● **TASK DETAILS**:
Every record below should be printed exactly as it appears.

● **RECORDS SUPPLIED**:
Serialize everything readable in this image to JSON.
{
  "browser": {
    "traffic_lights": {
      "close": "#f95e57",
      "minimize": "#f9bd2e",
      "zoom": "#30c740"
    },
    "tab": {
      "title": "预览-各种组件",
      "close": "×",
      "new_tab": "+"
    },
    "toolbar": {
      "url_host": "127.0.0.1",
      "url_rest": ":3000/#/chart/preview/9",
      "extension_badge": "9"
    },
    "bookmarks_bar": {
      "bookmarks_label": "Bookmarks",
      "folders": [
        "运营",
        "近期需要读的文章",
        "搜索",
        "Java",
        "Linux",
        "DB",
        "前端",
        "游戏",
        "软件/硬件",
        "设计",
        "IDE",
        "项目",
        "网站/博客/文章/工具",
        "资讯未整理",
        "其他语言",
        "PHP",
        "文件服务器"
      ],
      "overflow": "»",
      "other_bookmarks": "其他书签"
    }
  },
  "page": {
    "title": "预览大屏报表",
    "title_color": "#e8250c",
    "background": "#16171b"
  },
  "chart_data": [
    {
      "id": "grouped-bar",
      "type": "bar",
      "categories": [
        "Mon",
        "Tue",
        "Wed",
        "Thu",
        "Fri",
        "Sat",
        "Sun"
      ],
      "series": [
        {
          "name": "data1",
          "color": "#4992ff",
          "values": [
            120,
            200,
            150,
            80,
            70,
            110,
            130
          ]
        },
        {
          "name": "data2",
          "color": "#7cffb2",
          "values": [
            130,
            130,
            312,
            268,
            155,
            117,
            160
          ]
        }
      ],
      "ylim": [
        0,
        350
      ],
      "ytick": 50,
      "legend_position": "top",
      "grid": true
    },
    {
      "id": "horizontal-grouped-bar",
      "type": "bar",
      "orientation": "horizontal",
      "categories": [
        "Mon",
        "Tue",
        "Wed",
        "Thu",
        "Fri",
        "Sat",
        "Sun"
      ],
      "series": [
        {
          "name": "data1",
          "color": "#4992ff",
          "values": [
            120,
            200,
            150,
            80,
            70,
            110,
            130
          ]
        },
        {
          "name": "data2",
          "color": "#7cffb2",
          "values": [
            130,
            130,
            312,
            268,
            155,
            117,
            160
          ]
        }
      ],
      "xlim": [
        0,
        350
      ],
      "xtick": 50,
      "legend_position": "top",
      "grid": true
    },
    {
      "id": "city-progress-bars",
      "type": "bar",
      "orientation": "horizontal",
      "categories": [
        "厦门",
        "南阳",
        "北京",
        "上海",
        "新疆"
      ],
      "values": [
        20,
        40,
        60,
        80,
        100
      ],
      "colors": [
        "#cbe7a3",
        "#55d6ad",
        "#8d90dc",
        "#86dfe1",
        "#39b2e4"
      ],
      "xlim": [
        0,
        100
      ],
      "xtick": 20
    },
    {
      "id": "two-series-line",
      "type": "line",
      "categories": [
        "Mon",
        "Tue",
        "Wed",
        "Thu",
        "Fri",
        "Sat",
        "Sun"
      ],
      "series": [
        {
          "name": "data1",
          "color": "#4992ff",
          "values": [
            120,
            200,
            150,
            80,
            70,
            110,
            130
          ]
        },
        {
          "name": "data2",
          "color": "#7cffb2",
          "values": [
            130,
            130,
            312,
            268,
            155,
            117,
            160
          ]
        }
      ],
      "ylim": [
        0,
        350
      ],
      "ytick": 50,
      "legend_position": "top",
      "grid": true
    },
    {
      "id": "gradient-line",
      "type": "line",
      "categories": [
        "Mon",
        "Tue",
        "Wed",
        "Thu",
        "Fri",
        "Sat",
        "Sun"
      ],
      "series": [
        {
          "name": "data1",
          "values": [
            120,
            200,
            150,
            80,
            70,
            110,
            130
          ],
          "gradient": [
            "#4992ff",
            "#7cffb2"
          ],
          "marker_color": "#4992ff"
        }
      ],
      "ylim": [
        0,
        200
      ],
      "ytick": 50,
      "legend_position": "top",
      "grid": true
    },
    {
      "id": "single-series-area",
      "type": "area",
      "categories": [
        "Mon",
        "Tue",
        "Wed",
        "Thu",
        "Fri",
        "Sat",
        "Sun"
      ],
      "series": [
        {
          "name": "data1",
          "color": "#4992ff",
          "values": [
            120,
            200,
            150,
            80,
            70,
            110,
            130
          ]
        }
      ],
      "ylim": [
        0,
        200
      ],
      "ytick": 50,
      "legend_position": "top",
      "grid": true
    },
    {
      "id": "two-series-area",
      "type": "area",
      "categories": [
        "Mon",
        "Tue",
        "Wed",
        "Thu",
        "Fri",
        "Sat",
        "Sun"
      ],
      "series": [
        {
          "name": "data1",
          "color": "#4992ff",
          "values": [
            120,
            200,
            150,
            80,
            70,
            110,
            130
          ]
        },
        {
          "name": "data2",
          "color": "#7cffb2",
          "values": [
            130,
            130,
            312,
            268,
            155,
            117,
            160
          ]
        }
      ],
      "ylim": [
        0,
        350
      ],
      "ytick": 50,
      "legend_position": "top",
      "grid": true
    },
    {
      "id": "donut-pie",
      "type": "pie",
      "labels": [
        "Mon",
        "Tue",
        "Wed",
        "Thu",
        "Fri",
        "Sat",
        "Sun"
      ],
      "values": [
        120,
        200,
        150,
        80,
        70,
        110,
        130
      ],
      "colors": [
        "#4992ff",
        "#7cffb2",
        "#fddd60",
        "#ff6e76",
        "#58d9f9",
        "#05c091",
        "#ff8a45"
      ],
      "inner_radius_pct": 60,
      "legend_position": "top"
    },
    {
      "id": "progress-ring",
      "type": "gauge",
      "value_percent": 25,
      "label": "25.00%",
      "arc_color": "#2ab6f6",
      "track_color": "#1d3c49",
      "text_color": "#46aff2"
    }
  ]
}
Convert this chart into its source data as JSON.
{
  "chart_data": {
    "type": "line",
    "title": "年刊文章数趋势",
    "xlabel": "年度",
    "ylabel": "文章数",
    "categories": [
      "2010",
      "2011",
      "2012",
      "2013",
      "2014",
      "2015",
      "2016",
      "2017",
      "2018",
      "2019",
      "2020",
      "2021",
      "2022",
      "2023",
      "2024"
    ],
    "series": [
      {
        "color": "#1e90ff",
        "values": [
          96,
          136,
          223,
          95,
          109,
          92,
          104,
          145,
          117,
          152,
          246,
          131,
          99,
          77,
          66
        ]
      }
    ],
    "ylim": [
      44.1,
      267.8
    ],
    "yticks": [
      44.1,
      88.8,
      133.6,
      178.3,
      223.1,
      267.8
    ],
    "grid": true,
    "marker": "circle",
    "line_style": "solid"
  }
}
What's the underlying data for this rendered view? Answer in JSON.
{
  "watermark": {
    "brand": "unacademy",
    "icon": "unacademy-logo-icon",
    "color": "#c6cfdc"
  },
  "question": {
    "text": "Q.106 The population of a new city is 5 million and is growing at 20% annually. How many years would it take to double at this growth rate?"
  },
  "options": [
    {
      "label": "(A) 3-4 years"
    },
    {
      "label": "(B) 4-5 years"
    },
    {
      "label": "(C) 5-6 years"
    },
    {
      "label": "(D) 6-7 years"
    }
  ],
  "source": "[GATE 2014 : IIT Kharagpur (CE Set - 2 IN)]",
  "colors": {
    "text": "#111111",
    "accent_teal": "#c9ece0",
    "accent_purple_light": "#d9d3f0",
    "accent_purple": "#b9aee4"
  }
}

● **TASK ANSWER**:
Serialize everything readable in this image to JSON.
{
  "browser": {
    "traffic_lights": {
      "close": "#f95e57",
      "minimize": "#f9bd2e",
      "zoom": "#30c740"
    },
    "tab": {
      "title": "预览-各种组件",
      "close": "×",
      "new_tab": "+"
    },
    "toolbar": {
      "url_host": "127.0.0.1",
      "url_rest": ":3000/#/chart/preview/9",
      "extension_badge": "9"
    },
    "bookmarks_bar": {
      "bookmarks_label": "Bookmarks",
      "folders": [
        "运营",
        "近期需要读的文章",
        "搜索",
        "Java",
        "Linux",
        "DB",
        "前端",
        "游戏",
        "软件/硬件",
        "设计",
        "IDE",
        "项目",
        "网站/博客/文章/工具",
        "资讯未整理",
        "其他语言",
        "PHP",
        "文件服务器"
      ],
      "overflow": "»",
      "other_bookmarks": "其他书签"
    }
  },
  "page": {
    "title": "预览大屏报表",
    "title_color": "#e8250c",
    "background": "#16171b"
  },
  "chart_data": [
    {
      "id": "grouped-bar",
      "type": "bar",
      "categories": [
        "Mon",
        "Tue",
        "Wed",
        "Thu",
        "Fri",
        "Sat",
        "Sun"
      ],
      "series": [
        {
          "name": "data1",
          "color": "#4992ff",
          "values": [
            120,
            200,
            150,
            80,
            70,
            110,
            130
          ]
        },
        {
          "name": "data2",
          "color": "#7cffb2",
          "values": [
            130,
            130,
            312,
            268,
            155,
            117,
            160
          ]
        }
      ],
      "ylim": [
        0,
        350
      ],
      "ytick": 50,
      "legend_position": "top",
      "grid": true
    },
    {
      "id": "horizontal-grouped-bar",
      "type": "bar",
      "orientation": "horizontal",
      "categories": [
        "Mon",
        "Tue",
        "Wed",
        "Thu",
        "Fri",
        "Sat",
        "Sun"
      ],
      "series": [
        {
          "name": "data1",
          "color": "#4992ff",
          "values": [
            120,
            200,
            150,
            80,
            70,
            110,
            130
          ]
        },
        {
          "name": "data2",
          "color": "#7cffb2",
          "values": [
            130,
            130,
            312,
            268,
            155,
            117,
            160
          ]
        }
      ],
      "xlim": [
        0,
        350
      ],
      "xtick": 50,
      "legend_position": "top",
      "grid": true
    },
    {
      "id": "city-progress-bars",
      "type": "bar",
      "orientation": "horizontal",
      "categories": [
        "厦门",
        "南阳",
        "北京",
        "上海",
        "新疆"
      ],
      "values": [
        20,
        40,
        60,
        80,
        100
      ],
      "colors": [
        "#cbe7a3",
        "#55d6ad",
        "#8d90dc",
        "#86dfe1",
        "#39b2e4"
      ],
      "xlim": [
        0,
        100
      ],
      "xtick": 20
    },
    {
      "id": "two-series-line",
      "type": "line",
      "categories": [
        "Mon",
        "Tue",
        "Wed",
        "Thu",
        "Fri",
        "Sat",
        "Sun"
      ],
      "series": [
        {
          "name": "data1",
          "color": "#4992ff",
          "values": [
            120,
            200,
            150,
            80,
            70,
            110,
            130
          ]
        },
        {
          "name": "data2",
          "color": "#7cffb2",
          "values": [
            130,
            130,
            312,
            268,
            155,
            117,
            160
          ]
        }
      ],
      "ylim": [
        0,
        350
      ],
      "ytick": 50,
      "legend_position": "top",
      "grid": true
    },
    {
      "id": "gradient-line",
      "type": "line",
      "categories": [
        "Mon",
        "Tue",
        "Wed",
        "Thu",
        "Fri",
        "Sat",
        "Sun"
      ],
      "series": [
        {
          "name": "data1",
          "values": [
            120,
            200,
            150,
            80,
            70,
            110,
            130
          ],
          "gradient": [
            "#4992ff",
            "#7cffb2"
          ],
          "marker_color": "#4992ff"
        }
      ],
      "ylim": [
        0,
        200
      ],
      "ytick": 50,
      "legend_position": "top",
      "grid": true
    },
    {
      "id": "single-series-area",
      "type": "area",
      "categories": [
        "Mon",
        "Tue",
        "Wed",
        "Thu",
        "Fri",
        "Sat",
        "Sun"
      ],
      "series": [
        {
          "name": "data1",
          "color": "#4992ff",
          "values": [
            120,
            200,
            150,
            80,
            70,
            110,
            130
          ]
        }
      ],
      "ylim": [
        0,
        200
      ],
      "ytick": 50,
      "legend_position": "top",
      "grid": true
    },
    {
      "id": "two-series-area",
      "type": "area",
      "categories": [
        "Mon",
        "Tue",
        "Wed",
        "Thu",
        "Fri",
        "Sat",
        "Sun"
      ],
      "series": [
        {
          "name": "data1",
          "color": "#4992ff",
          "values": [
            120,
            200,
            150,
            80,
            70,
            110,
            130
          ]
        },
        {
          "name": "data2",
          "color": "#7cffb2",
          "values": [
            130,
            130,
            312,
            268,
            155,
            117,
            160
          ]
        }
      ],
      "ylim": [
        0,
        350
      ],
      "ytick": 50,
      "legend_position": "top",
      "grid": true
    },
    {
      "id": "donut-pie",
      "type": "pie",
      "labels": [
        "Mon",
        "Tue",
        "Wed",
        "Thu",
        "Fri",
        "Sat",
        "Sun"
      ],
      "values": [
        120,
        200,
        150,
        80,
        70,
        110,
        130
      ],
      "colors": [
        "#4992ff",
        "#7cffb2",
        "#fddd60",
        "#ff6e76",
        "#58d9f9",
        "#05c091",
        "#ff8a45"
      ],
      "inner_radius_pct": 60,
      "legend_position": "top"
    },
    {
      "id": "progress-ring",
      "type": "gauge",
      "value_percent": 25,
      "label": "25.00%",
      "arc_color": "#2ab6f6",
      "track_color": "#1d3c49",
      "text_color": "#46aff2"
    }
  ]
}
Convert this chart into its source data as JSON.
{
  "chart_data": {
    "type": "line",
    "title": "年刊文章数趋势",
    "xlabel": "年度",
    "ylabel": "文章数",
    "categories": [
      "2010",
      "2011",
      "2012",
      "2013",
      "2014",
      "2015",
      "2016",
      "2017",
      "2018",
      "2019",
      "2020",
      "2021",
      "2022",
      "2023",
      "2024"
    ],
    "series": [
      {
        "color": "#1e90ff",
        "values": [
          96,
          136,
          223,
          95,
          109,
          92,
          104,
          145,
          117,
          152,
          246,
          131,
          99,
          77,
          66
        ]
      }
    ],
    "ylim": [
      44.1,
      267.8
    ],
    "yticks": [
      44.1,
      88.8,
      133.6,
      178.3,
      223.1,
      267.8
    ],
    "grid": true,
    "marker": "circle",
    "line_style": "solid"
  }
}
What's the underlying data for this rendered view? Answer in JSON.
{
  "watermark": {
    "brand": "unacademy",
    "icon": "unacademy-logo-icon",
    "color": "#c6cfdc"
  },
  "question": {
    "text": "Q.106 The population of a new city is 5 million and is growing at 20% annually. How many years would it take to double at this growth rate?"
  },
  "options": [
    {
      "label": "(A) 3-4 years"
    },
    {
      "label": "(B) 4-5 years"
    },
    {
      "label": "(C) 5-6 years"
    },
    {
      "label": "(D) 6-7 years"
    }
  ],
  "source": "[GATE 2014 : IIT Kharagpur (CE Set - 2 IN)]",
  "colors": {
    "text": "#111111",
    "accent_teal": "#c9ece0",
    "accent_purple_light": "#d9d3f0",
    "accent_purple": "#b9aee4"
  }
}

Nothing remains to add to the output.